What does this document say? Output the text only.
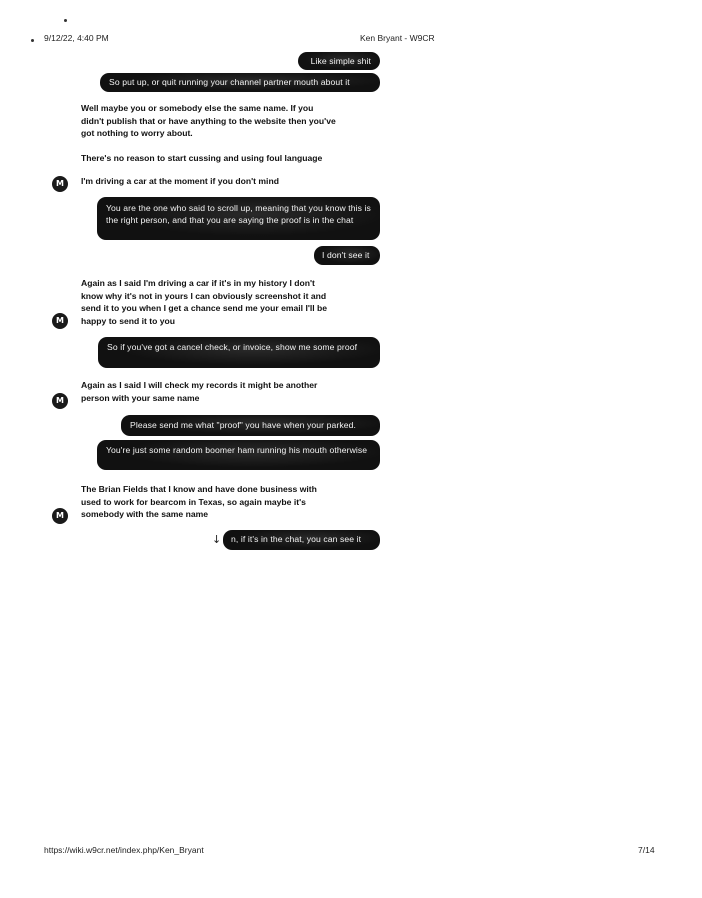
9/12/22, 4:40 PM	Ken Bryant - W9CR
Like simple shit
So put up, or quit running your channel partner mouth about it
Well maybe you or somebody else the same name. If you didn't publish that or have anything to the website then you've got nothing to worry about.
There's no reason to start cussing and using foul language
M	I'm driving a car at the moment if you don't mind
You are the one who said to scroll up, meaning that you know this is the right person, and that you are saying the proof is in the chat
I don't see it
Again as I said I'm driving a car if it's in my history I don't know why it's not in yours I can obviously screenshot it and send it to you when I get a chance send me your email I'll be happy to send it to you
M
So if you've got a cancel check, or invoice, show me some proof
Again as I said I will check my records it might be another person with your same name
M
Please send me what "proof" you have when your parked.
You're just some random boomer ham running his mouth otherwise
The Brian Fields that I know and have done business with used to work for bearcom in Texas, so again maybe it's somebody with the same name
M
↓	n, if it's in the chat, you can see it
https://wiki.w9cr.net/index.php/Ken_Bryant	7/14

____________________

## [BRIEF]
In the entries above, find each line with the word "maybe" and copy it.

## [COMPLETE RESPONSE]
Well maybe you or somebody else the same name. If you didn't publish that or have anything to the website then you've got nothing to worry about.
The Brian Fields that I know and have done business with used to work for bearcom in Texas, so again maybe it's somebody with the same name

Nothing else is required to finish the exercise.